_Source data_:
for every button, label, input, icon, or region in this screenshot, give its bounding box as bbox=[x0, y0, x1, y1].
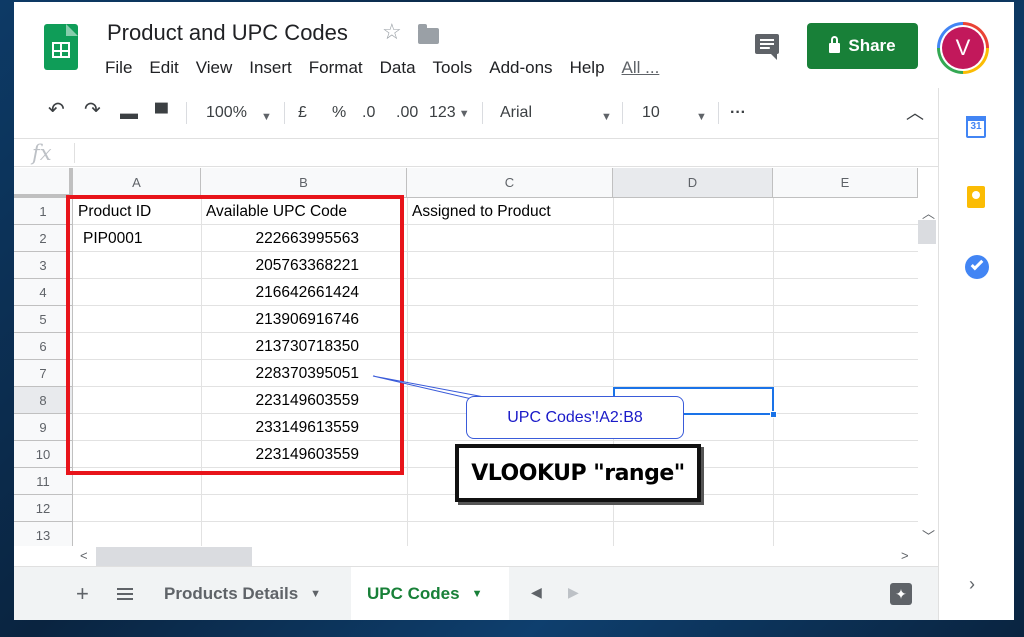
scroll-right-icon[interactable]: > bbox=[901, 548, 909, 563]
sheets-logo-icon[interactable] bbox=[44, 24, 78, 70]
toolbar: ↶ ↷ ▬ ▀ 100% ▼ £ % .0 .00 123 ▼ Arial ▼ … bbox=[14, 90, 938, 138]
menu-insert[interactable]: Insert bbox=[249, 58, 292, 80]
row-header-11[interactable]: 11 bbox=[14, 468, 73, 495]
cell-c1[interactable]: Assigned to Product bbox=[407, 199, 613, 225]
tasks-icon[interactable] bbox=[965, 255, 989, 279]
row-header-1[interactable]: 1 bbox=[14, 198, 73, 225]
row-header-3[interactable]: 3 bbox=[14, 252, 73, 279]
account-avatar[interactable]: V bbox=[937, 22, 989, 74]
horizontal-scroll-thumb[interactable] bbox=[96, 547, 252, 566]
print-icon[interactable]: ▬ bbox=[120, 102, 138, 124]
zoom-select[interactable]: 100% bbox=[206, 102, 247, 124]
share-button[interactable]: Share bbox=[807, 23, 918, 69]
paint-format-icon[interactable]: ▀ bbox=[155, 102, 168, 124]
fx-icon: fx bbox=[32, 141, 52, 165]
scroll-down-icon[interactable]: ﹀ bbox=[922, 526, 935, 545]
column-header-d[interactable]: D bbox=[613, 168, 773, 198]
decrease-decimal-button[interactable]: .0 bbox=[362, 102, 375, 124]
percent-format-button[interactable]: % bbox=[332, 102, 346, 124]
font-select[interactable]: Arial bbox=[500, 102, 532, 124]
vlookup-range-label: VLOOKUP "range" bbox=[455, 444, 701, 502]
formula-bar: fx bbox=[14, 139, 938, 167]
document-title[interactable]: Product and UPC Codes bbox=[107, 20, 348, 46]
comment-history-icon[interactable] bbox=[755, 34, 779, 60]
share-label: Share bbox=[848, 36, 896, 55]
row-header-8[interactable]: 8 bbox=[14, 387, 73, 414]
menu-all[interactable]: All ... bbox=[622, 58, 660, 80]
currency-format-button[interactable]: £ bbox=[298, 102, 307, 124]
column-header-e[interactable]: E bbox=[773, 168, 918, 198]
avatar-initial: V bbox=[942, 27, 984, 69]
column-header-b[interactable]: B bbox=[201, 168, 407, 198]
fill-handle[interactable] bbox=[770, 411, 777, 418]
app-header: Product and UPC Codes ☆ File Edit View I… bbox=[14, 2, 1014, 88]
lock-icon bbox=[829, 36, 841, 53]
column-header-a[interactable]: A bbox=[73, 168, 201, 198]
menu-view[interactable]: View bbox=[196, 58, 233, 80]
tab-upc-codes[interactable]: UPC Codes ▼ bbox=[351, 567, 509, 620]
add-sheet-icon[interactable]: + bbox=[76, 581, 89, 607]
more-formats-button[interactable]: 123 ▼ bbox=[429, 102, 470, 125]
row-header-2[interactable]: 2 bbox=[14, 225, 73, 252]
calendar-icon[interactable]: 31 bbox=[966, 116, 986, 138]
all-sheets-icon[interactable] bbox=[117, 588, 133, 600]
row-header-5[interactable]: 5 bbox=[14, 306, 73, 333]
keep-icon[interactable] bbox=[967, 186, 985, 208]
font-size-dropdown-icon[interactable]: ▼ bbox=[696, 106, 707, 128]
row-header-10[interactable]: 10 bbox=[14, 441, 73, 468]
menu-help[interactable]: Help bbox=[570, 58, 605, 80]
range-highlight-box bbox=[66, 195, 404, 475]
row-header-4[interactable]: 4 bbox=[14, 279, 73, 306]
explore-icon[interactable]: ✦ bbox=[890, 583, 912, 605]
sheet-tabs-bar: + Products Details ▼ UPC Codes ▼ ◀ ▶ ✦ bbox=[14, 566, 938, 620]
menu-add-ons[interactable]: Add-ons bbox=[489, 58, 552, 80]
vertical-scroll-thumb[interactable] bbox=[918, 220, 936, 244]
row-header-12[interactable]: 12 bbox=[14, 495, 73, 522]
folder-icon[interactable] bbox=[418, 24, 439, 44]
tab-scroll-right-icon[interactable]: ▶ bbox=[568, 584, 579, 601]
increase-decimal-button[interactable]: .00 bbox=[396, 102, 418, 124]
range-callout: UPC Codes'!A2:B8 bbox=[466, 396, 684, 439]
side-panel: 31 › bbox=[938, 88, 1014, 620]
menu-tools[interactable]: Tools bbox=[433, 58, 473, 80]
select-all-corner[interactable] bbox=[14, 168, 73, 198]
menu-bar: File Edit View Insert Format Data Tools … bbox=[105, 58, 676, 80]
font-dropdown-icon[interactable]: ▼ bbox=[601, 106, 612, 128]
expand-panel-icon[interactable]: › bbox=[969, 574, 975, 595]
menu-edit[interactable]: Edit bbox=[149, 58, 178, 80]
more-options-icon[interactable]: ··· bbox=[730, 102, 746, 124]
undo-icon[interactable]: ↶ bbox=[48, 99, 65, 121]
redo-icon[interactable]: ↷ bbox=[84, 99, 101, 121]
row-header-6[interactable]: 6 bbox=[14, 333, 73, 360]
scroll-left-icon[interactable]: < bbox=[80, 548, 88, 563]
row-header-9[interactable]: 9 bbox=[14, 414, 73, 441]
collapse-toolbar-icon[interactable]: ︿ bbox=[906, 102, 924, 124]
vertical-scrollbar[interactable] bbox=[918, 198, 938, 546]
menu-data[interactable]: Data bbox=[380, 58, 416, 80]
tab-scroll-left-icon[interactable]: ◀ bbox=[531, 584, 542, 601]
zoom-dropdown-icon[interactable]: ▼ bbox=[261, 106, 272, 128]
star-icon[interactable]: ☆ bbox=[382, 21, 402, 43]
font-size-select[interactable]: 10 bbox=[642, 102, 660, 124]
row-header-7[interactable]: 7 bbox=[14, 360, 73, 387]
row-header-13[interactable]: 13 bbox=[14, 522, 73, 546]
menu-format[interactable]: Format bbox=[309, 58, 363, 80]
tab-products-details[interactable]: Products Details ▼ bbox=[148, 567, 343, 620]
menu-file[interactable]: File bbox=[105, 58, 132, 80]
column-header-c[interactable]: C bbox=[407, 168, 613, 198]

---

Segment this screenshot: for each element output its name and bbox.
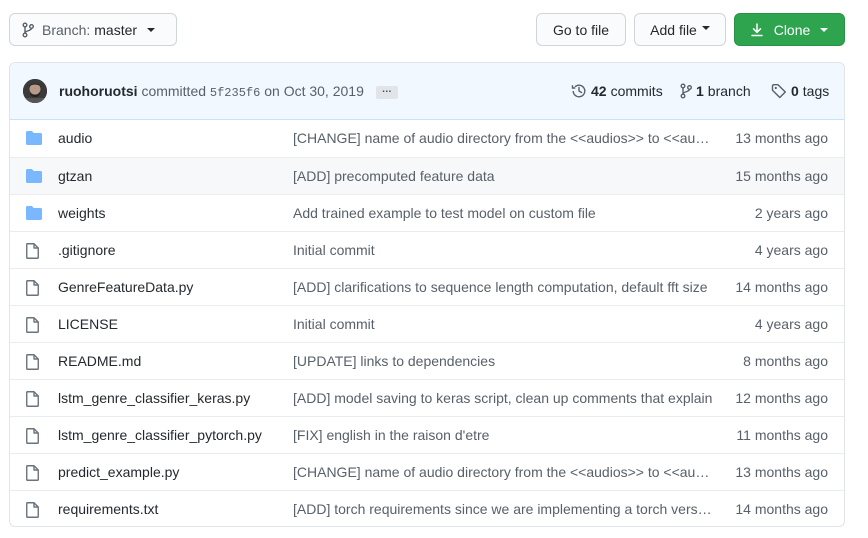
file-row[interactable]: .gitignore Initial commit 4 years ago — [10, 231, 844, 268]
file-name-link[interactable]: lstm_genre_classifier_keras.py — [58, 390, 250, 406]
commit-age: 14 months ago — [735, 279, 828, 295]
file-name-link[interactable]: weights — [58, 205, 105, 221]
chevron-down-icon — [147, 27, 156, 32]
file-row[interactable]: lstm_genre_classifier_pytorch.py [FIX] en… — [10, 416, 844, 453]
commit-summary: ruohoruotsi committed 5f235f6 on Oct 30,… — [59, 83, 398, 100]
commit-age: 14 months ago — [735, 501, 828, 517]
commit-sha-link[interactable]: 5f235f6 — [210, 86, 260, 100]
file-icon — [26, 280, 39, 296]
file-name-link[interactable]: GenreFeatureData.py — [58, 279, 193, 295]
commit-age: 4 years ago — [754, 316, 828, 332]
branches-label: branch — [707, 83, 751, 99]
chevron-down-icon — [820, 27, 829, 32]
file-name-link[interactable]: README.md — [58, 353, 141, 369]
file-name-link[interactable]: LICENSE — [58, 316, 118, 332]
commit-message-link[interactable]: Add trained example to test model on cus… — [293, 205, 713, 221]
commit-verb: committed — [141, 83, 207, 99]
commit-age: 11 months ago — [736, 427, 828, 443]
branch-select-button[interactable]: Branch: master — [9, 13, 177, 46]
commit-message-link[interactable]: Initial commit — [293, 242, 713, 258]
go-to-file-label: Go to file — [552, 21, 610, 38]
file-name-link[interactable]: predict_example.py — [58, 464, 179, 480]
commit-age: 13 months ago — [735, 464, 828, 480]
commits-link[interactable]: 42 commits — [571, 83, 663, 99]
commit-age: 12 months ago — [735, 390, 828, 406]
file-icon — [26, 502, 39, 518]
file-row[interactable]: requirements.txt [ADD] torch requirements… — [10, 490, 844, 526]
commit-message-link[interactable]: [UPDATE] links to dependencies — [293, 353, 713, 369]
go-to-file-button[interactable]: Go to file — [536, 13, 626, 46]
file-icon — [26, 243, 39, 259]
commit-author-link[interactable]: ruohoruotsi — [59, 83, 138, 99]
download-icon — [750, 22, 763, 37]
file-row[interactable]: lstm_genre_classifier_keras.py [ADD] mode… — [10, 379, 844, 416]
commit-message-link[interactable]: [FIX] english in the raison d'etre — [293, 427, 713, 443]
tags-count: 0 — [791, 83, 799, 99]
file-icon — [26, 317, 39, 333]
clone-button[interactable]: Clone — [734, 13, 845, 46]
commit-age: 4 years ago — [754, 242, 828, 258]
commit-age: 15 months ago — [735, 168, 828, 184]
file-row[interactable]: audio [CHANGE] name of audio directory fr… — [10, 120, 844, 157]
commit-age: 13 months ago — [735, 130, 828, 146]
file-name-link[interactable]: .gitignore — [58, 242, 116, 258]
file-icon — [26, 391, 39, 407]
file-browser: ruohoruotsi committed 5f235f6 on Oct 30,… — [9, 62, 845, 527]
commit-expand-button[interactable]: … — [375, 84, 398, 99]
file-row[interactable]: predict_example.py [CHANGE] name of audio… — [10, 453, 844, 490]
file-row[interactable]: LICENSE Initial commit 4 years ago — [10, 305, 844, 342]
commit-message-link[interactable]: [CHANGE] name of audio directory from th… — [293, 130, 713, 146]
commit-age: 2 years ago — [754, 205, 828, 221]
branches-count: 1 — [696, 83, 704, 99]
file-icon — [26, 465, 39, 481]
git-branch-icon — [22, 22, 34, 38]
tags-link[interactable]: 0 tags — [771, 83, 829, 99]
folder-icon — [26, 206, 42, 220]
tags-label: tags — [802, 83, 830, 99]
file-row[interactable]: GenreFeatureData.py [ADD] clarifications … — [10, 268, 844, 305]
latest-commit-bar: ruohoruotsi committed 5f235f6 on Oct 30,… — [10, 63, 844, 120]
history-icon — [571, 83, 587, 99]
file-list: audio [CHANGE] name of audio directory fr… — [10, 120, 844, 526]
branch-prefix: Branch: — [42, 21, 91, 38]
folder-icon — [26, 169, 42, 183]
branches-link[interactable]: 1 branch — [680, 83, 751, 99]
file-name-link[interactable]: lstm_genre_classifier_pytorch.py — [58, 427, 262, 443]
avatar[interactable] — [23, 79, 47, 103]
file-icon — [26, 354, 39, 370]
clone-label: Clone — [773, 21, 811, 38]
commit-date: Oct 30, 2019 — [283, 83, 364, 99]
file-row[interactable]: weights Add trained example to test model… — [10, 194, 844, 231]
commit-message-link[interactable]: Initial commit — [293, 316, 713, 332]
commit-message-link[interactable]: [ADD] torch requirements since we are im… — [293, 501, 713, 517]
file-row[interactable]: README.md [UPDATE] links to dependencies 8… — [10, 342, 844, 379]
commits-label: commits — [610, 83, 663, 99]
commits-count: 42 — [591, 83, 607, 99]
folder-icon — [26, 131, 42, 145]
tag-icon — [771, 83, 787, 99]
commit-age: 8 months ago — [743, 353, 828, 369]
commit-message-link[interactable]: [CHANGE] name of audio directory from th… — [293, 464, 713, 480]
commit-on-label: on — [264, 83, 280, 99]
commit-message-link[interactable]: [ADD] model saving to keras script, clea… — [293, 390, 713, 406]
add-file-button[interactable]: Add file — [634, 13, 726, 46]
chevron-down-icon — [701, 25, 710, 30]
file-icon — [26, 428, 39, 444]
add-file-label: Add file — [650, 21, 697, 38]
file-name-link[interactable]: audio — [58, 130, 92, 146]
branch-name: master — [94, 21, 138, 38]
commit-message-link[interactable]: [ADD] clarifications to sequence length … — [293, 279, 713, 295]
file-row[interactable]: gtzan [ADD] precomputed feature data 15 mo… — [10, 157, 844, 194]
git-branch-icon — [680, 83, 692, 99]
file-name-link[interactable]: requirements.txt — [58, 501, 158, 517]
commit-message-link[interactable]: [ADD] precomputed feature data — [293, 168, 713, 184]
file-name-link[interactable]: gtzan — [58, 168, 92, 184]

_Goal_: Retype the listing lines between the line containing "file-row[interactable]: .gitignore Initial" and the line containing "branch-select-button[interactable]: Branch: master", inclusive, with no changes.

_Output of the task_:
file-row[interactable]: .gitignore Initial commit 4 years ago — [10, 231, 844, 268]
file-name-link[interactable]: lstm_genre_classifier_keras.py — [58, 390, 250, 406]
commit-age: 14 months ago — [735, 279, 828, 295]
file-name-link[interactable]: weights — [58, 205, 105, 221]
chevron-down-icon — [147, 27, 156, 32]
file-row[interactable]: lstm_genre_classifier_pytorch.py [FIX] en… — [10, 416, 844, 453]
commit-summary: ruohoruotsi committed 5f235f6 on Oct 30,… — [59, 83, 398, 100]
commit-age: 14 months ago — [735, 501, 828, 517]
commit-sha-link[interactable]: 5f235f6 — [210, 86, 260, 100]
file-icon — [26, 280, 39, 296]
file-name-link[interactable]: GenreFeatureData.py — [58, 279, 193, 295]
commit-age: 4 years ago — [754, 316, 828, 332]
branches-label: branch — [707, 83, 751, 99]
chevron-down-icon — [820, 27, 829, 32]
file-name-link[interactable]: README.md — [58, 353, 141, 369]
file-name-link[interactable]: LICENSE — [58, 316, 118, 332]
commit-message-link[interactable]: Add trained example to test model on cus… — [293, 205, 713, 221]
commit-verb: committed — [141, 83, 207, 99]
commit-age: 11 months ago — [736, 427, 828, 443]
branch-select-button[interactable]: Branch: master — [9, 13, 177, 46]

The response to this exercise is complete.